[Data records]
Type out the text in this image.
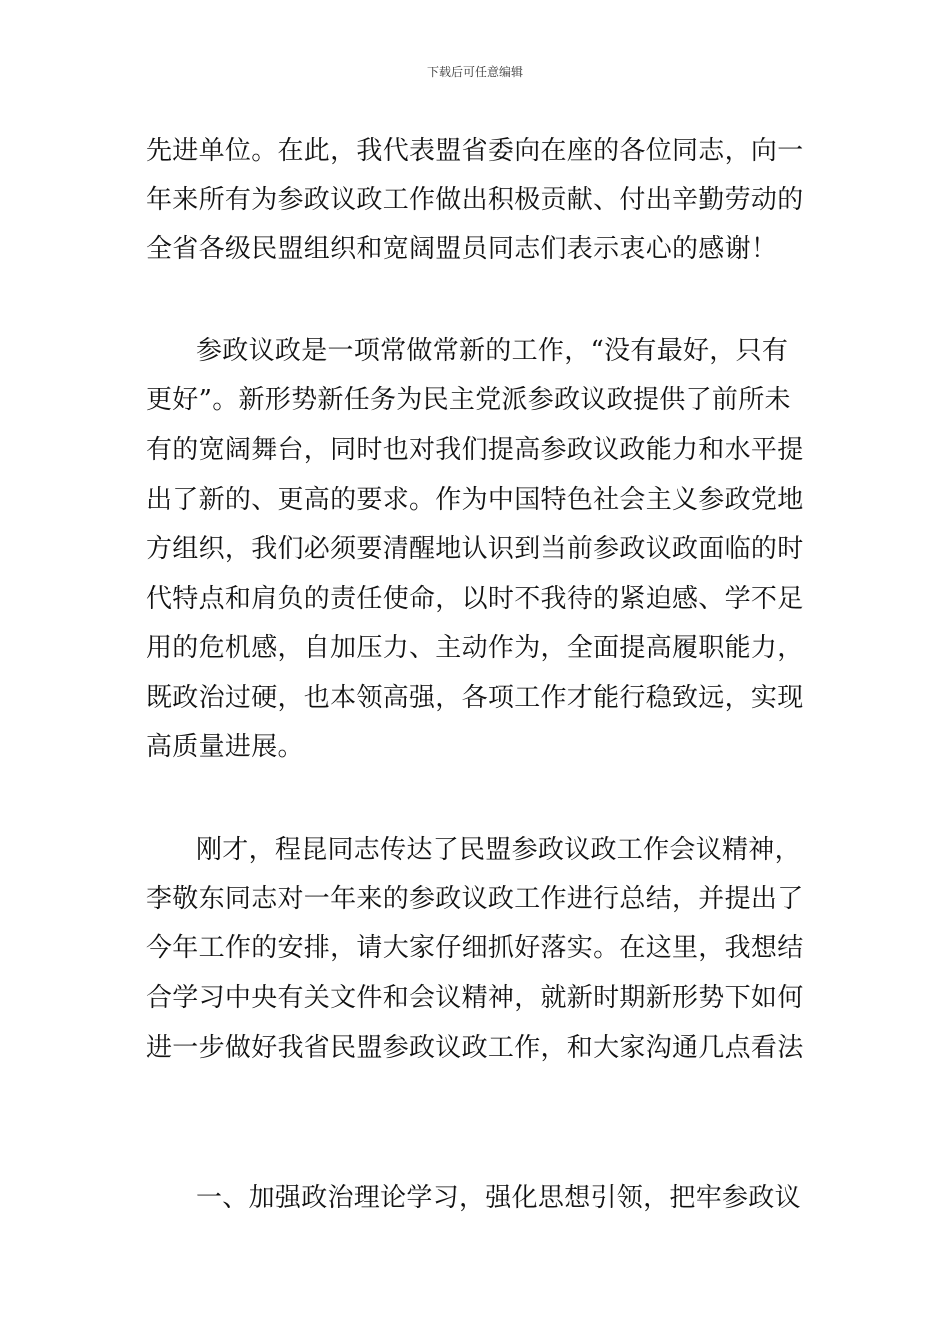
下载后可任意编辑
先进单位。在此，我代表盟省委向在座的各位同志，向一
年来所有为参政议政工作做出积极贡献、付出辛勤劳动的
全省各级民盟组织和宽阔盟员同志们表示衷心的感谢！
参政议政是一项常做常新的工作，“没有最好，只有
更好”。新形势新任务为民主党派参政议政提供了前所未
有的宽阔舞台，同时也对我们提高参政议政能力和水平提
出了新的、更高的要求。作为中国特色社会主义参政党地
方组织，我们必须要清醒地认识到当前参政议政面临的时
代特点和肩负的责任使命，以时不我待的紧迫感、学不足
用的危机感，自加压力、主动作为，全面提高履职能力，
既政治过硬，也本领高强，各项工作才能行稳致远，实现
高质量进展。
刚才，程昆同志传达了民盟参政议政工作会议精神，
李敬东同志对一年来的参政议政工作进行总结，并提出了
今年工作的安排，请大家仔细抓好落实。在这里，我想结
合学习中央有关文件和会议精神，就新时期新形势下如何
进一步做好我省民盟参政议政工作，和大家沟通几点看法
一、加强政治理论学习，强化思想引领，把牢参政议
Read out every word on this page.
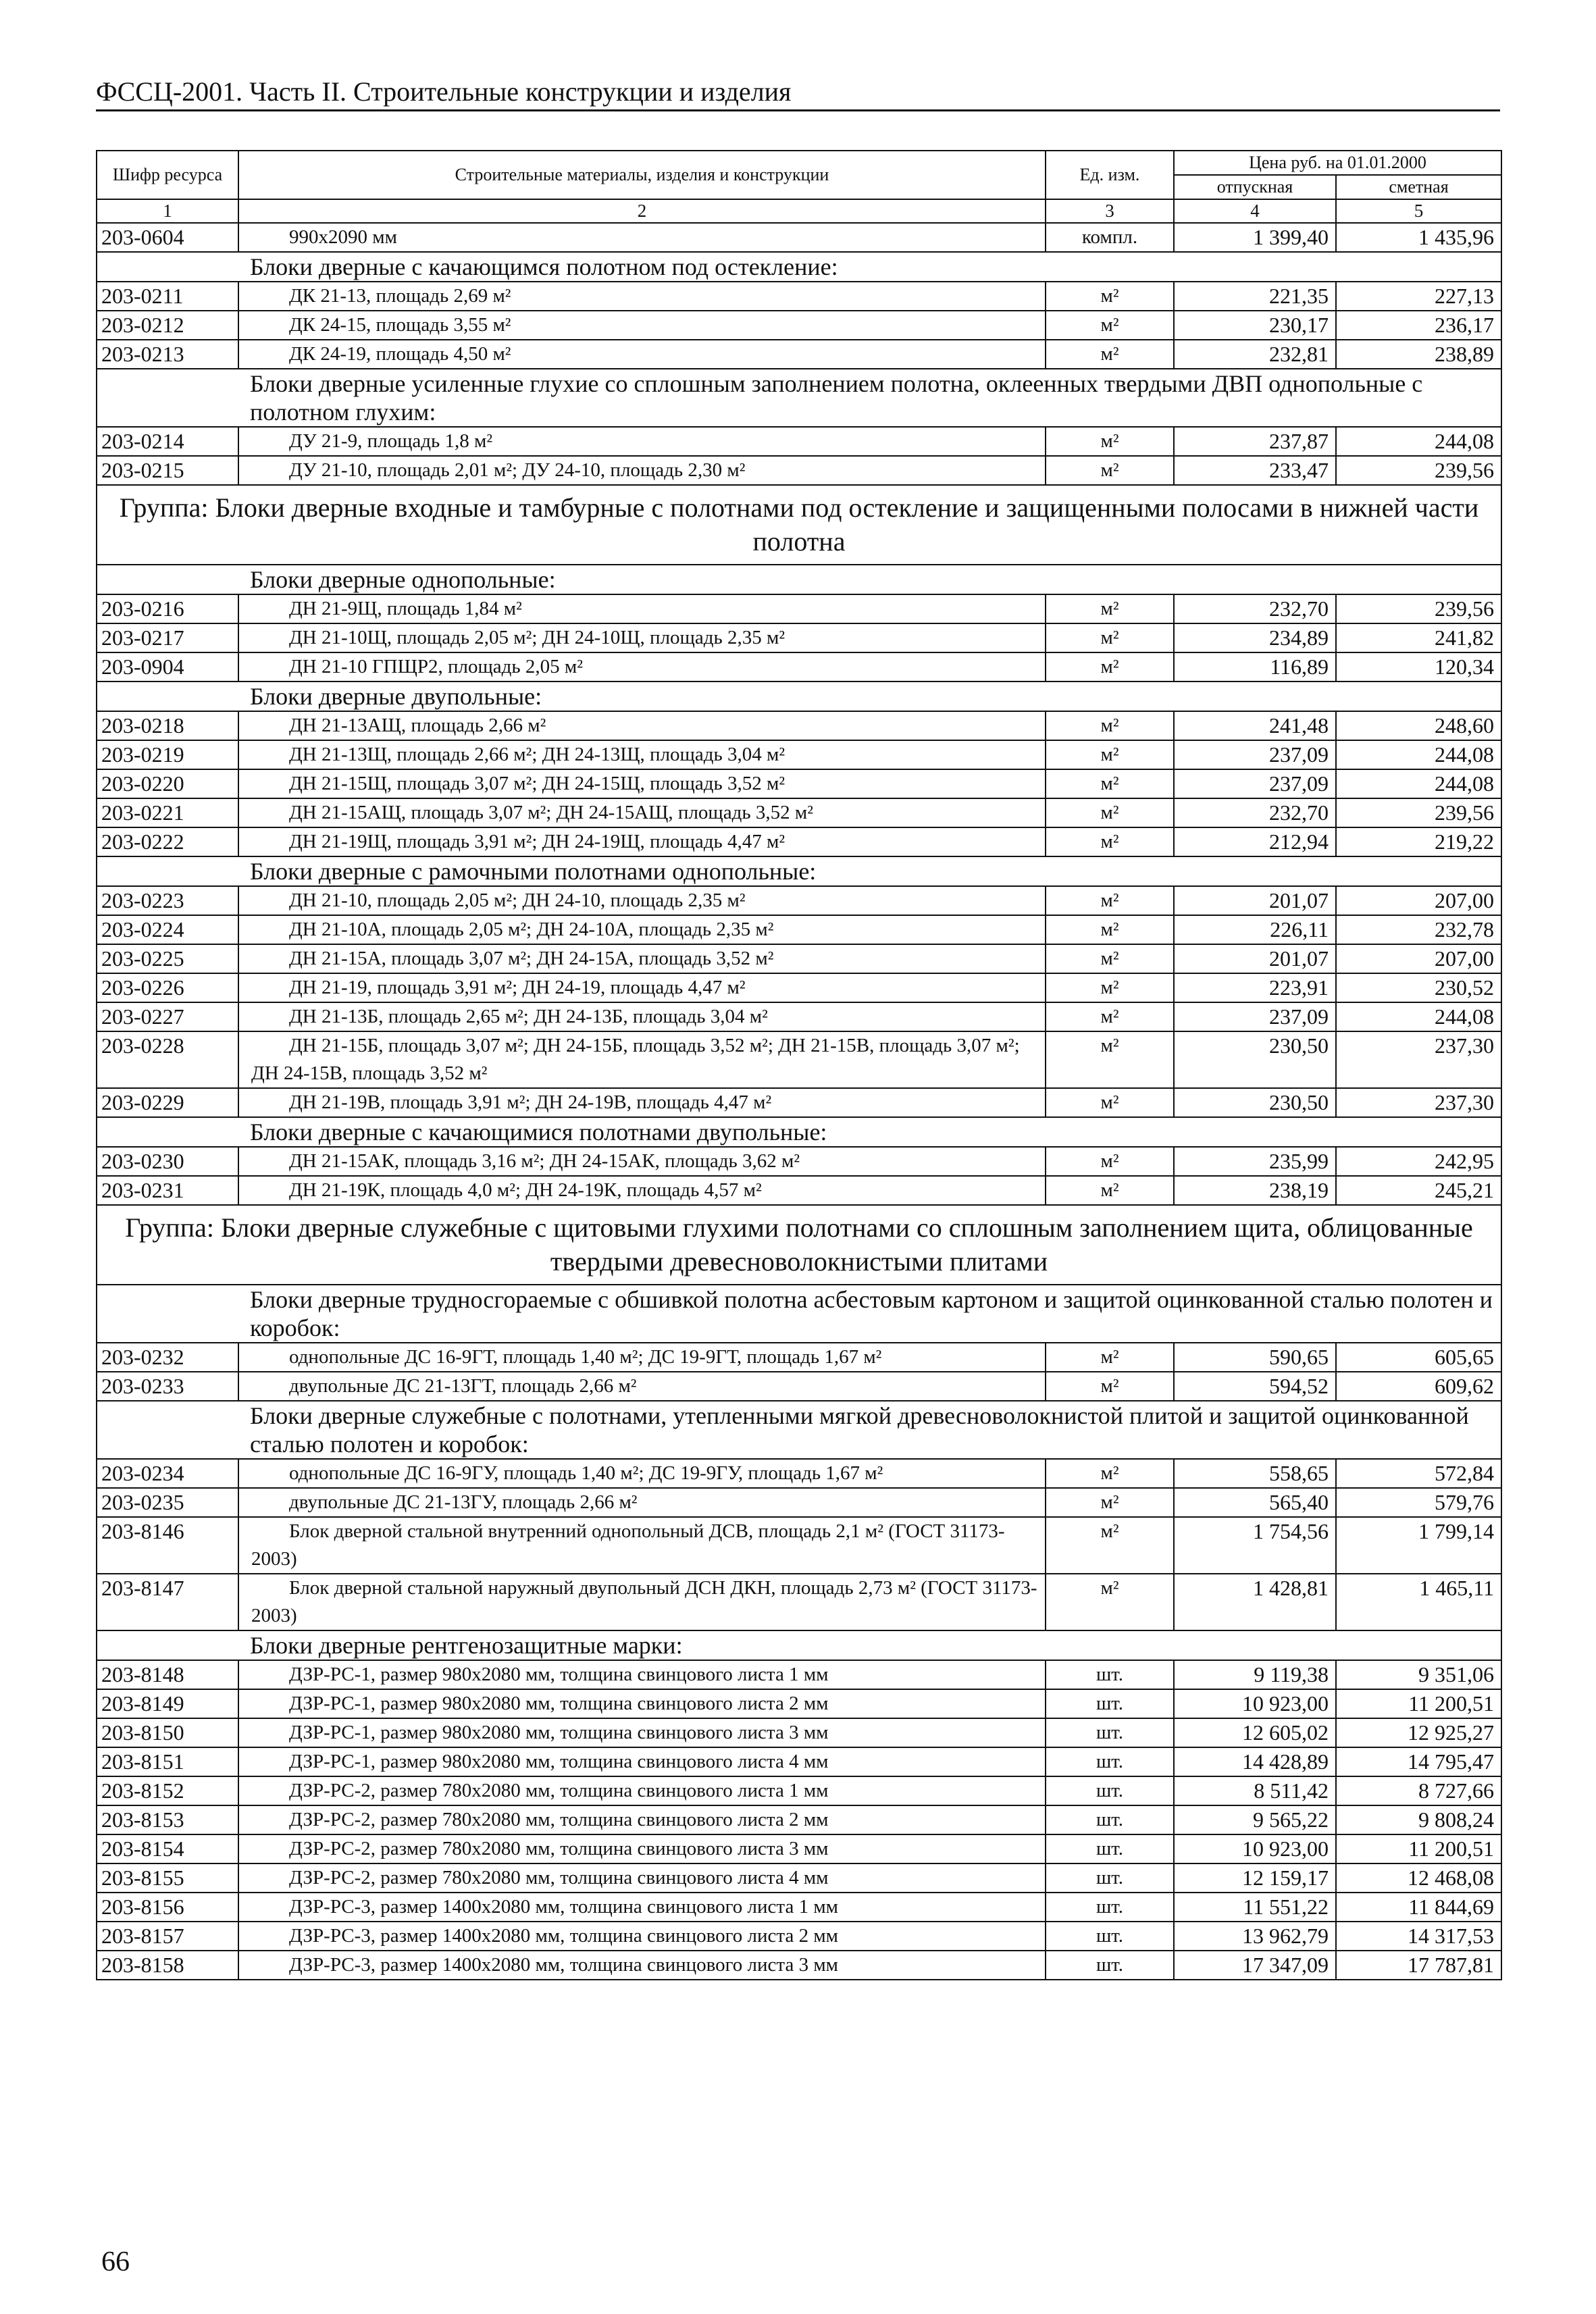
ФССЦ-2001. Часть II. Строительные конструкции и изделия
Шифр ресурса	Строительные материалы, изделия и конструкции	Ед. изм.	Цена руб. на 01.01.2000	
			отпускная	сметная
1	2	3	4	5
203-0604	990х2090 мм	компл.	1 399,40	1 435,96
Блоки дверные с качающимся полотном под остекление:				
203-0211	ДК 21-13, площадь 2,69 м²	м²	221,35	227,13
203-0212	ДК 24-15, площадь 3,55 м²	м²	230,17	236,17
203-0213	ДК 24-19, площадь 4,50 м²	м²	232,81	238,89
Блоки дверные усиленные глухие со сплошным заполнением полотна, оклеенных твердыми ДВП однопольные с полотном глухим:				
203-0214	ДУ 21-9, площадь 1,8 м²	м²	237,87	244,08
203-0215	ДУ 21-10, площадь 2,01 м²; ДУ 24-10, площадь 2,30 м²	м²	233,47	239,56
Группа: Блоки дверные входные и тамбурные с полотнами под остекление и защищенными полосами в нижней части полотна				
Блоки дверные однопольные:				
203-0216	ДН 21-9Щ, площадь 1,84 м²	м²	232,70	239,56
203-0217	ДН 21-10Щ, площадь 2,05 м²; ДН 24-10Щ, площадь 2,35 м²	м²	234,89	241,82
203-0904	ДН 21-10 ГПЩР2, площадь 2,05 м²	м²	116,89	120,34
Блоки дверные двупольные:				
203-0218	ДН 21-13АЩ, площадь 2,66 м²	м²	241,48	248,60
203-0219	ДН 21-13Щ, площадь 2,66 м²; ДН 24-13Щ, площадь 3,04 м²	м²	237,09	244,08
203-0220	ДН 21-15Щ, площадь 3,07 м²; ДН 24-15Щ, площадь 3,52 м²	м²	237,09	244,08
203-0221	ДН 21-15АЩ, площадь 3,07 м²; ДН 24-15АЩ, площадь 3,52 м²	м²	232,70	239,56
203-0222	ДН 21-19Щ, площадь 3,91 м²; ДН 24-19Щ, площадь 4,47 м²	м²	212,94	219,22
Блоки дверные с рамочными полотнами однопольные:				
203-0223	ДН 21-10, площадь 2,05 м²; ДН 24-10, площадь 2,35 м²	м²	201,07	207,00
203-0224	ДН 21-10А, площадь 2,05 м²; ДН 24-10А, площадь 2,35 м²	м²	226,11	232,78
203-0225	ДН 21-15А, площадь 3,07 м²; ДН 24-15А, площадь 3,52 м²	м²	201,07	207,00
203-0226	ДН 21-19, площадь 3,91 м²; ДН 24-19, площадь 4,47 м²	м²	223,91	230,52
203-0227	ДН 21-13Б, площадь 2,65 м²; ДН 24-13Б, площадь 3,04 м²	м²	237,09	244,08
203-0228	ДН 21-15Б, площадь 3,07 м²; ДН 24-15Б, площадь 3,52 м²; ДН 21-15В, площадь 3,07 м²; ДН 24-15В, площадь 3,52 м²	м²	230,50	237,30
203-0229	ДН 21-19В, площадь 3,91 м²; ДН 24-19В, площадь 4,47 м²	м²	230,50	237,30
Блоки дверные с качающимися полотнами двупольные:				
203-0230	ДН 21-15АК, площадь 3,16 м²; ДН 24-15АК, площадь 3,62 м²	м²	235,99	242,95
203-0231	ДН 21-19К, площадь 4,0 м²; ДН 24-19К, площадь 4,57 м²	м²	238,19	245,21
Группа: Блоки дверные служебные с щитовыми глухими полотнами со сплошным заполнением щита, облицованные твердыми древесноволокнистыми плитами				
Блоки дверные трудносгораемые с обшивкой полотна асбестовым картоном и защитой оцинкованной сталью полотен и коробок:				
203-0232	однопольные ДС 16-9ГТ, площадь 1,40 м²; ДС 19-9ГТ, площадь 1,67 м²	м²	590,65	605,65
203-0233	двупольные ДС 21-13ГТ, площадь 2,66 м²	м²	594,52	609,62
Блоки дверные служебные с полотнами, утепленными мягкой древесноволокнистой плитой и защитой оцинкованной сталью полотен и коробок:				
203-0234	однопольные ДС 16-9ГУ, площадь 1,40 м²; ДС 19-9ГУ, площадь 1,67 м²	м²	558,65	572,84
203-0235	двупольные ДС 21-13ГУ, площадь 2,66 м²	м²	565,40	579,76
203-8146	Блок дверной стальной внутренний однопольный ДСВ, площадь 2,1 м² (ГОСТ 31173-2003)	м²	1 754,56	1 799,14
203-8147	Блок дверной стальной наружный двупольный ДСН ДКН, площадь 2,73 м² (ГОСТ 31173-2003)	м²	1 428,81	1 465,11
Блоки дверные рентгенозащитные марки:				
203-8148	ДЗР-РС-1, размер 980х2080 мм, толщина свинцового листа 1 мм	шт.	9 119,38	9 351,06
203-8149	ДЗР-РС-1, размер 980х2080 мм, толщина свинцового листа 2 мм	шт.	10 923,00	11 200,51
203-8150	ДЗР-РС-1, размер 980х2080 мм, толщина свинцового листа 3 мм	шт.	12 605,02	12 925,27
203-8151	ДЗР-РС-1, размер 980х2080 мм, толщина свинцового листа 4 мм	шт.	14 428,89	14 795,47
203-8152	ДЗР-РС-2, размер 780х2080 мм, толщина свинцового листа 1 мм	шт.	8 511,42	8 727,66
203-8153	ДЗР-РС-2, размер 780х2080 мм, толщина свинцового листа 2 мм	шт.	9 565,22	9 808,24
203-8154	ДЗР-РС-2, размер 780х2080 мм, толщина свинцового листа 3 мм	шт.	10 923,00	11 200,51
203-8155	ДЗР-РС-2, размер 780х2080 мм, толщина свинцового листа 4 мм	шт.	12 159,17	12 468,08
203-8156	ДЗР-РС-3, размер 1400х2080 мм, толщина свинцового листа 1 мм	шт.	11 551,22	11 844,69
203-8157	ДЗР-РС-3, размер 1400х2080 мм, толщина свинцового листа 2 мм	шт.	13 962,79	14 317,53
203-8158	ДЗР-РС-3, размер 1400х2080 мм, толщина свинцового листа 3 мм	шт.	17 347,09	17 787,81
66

● Aim of the task: Replicate the material above verbatim; images stay out of the copy.

● Task result:
Type out the text in this image.
下载后可任意编辑
先进单位。在此，我代表盟省委向在座的各位同志，向一
年来所有为参政议政工作做出积极贡献、付出辛勤劳动的
全省各级民盟组织和宽阔盟员同志们表示衷心的感谢！
参政议政是一项常做常新的工作，“没有最好，只有
更好”。新形势新任务为民主党派参政议政提供了前所未
有的宽阔舞台，同时也对我们提高参政议政能力和水平提
出了新的、更高的要求。作为中国特色社会主义参政党地
方组织，我们必须要清醒地认识到当前参政议政面临的时
代特点和肩负的责任使命，以时不我待的紧迫感、学不足
用的危机感，自加压力、主动作为，全面提高履职能力，
既政治过硬，也本领高强，各项工作才能行稳致远，实现
高质量进展。
刚才，程昆同志传达了民盟参政议政工作会议精神，
李敬东同志对一年来的参政议政工作进行总结，并提出了
今年工作的安排，请大家仔细抓好落实。在这里，我想结
合学习中央有关文件和会议精神，就新时期新形势下如何
进一步做好我省民盟参政议政工作，和大家沟通几点看法
一、加强政治理论学习，强化思想引领，把牢参政议
Read out every word on this page.
ФССЦ-2001. Часть II. Строительные конструкции и изделия
Шифр ресурса	Строительные материалы, изделия и конструкции	Ед. изм.	Цена руб. на 01.01.2000	
			отпускная	сметная
1	2	3	4	5
203-0604	990х2090 мм	компл.	1 399,40	1 435,96
Блоки дверные с качающимся полотном под остекление:				
203-0211	ДК 21-13, площадь 2,69 м²	м²	221,35	227,13
203-0212	ДК 24-15, площадь 3,55 м²	м²	230,17	236,17
203-0213	ДК 24-19, площадь 4,50 м²	м²	232,81	238,89
Блоки дверные усиленные глухие со сплошным заполнением полотна, оклеенных твердыми ДВП однопольные с полотном глухим:				
203-0214	ДУ 21-9, площадь 1,8 м²	м²	237,87	244,08
203-0215	ДУ 21-10, площадь 2,01 м²; ДУ 24-10, площадь 2,30 м²	м²	233,47	239,56
Группа: Блоки дверные входные и тамбурные с полотнами под остекление и защищенными полосами в нижней части полотна				
Блоки дверные однопольные:				
203-0216	ДН 21-9Щ, площадь 1,84 м²	м²	232,70	239,56
203-0217	ДН 21-10Щ, площадь 2,05 м²; ДН 24-10Щ, площадь 2,35 м²	м²	234,89	241,82
203-0904	ДН 21-10 ГПЩР2, площадь 2,05 м²	м²	116,89	120,34
Блоки дверные двупольные:				
203-0218	ДН 21-13АЩ, площадь 2,66 м²	м²	241,48	248,60
203-0219	ДН 21-13Щ, площадь 2,66 м²; ДН 24-13Щ, площадь 3,04 м²	м²	237,09	244,08
203-0220	ДН 21-15Щ, площадь 3,07 м²; ДН 24-15Щ, площадь 3,52 м²	м²	237,09	244,08
203-0221	ДН 21-15АЩ, площадь 3,07 м²; ДН 24-15АЩ, площадь 3,52 м²	м²	232,70	239,56
203-0222	ДН 21-19Щ, площадь 3,91 м²; ДН 24-19Щ, площадь 4,47 м²	м²	212,94	219,22
Блоки дверные с рамочными полотнами однопольные:				
203-0223	ДН 21-10, площадь 2,05 м²; ДН 24-10, площадь 2,35 м²	м²	201,07	207,00
203-0224	ДН 21-10А, площадь 2,05 м²; ДН 24-10А, площадь 2,35 м²	м²	226,11	232,78
203-0225	ДН 21-15А, площадь 3,07 м²; ДН 24-15А, площадь 3,52 м²	м²	201,07	207,00
203-0226	ДН 21-19, площадь 3,91 м²; ДН 24-19, площадь 4,47 м²	м²	223,91	230,52
203-0227	ДН 21-13Б, площадь 2,65 м²; ДН 24-13Б, площадь 3,04 м²	м²	237,09	244,08
203-0228	ДН 21-15Б, площадь 3,07 м²; ДН 24-15Б, площадь 3,52 м²; ДН 21-15В, площадь 3,07 м²; ДН 24-15В, площадь 3,52 м²	м²	230,50	237,30
203-0229	ДН 21-19В, площадь 3,91 м²; ДН 24-19В, площадь 4,47 м²	м²	230,50	237,30
Блоки дверные с качающимися полотнами двупольные:				
203-0230	ДН 21-15АК, площадь 3,16 м²; ДН 24-15АК, площадь 3,62 м²	м²	235,99	242,95
203-0231	ДН 21-19К, площадь 4,0 м²; ДН 24-19К, площадь 4,57 м²	м²	238,19	245,21
Группа: Блоки дверные служебные с щитовыми глухими полотнами со сплошным заполнением щита, облицованные твердыми древесноволокнистыми плитами				
Блоки дверные трудносгораемые с обшивкой полотна асбестовым картоном и защитой оцинкованной сталью полотен и коробок:				
203-0232	однопольные ДС 16-9ГТ, площадь 1,40 м²; ДС 19-9ГТ, площадь 1,67 м²	м²	590,65	605,65
203-0233	двупольные ДС 21-13ГТ, площадь 2,66 м²	м²	594,52	609,62
Блоки дверные служебные с полотнами, утепленными мягкой древесноволокнистой плитой и защитой оцинкованной сталью полотен и коробок:				
203-0234	однопольные ДС 16-9ГУ, площадь 1,40 м²; ДС 19-9ГУ, площадь 1,67 м²	м²	558,65	572,84
203-0235	двупольные ДС 21-13ГУ, площадь 2,66 м²	м²	565,40	579,76
203-8146	Блок дверной стальной внутренний однопольный ДСВ, площадь 2,1 м² (ГОСТ 31173-2003)	м²	1 754,56	1 799,14
203-8147	Блок дверной стальной наружный двупольный ДСН ДКН, площадь 2,73 м² (ГОСТ 31173-2003)	м²	1 428,81	1 465,11
Блоки дверные рентгенозащитные марки:				
203-8148	ДЗР-РС-1, размер 980х2080 мм, толщина свинцового листа 1 мм	шт.	9 119,38	9 351,06
203-8149	ДЗР-РС-1, размер 980х2080 мм, толщина свинцового листа 2 мм	шт.	10 923,00	11 200,51
203-8150	ДЗР-РС-1, размер 980х2080 мм, толщина свинцового листа 3 мм	шт.	12 605,02	12 925,27
203-8151	ДЗР-РС-1, размер 980х2080 мм, толщина свинцового листа 4 мм	шт.	14 428,89	14 795,47
203-8152	ДЗР-РС-2, размер 780х2080 мм, толщина свинцового листа 1 мм	шт.	8 511,42	8 727,66
203-8153	ДЗР-РС-2, размер 780х2080 мм, толщина свинцового листа 2 мм	шт.	9 565,22	9 808,24
203-8154	ДЗР-РС-2, размер 780х2080 мм, толщина свинцового листа 3 мм	шт.	10 923,00	11 200,51
203-8155	ДЗР-РС-2, размер 780х2080 мм, толщина свинцового листа 4 мм	шт.	12 159,17	12 468,08
203-8156	ДЗР-РС-3, размер 1400х2080 мм, толщина свинцового листа 1 мм	шт.	11 551,22	11 844,69
203-8157	ДЗР-РС-3, размер 1400х2080 мм, толщина свинцового листа 2 мм	шт.	13 962,79	14 317,53
203-8158	ДЗР-РС-3, размер 1400х2080 мм, толщина свинцового листа 3 мм	шт.	17 347,09	17 787,81
66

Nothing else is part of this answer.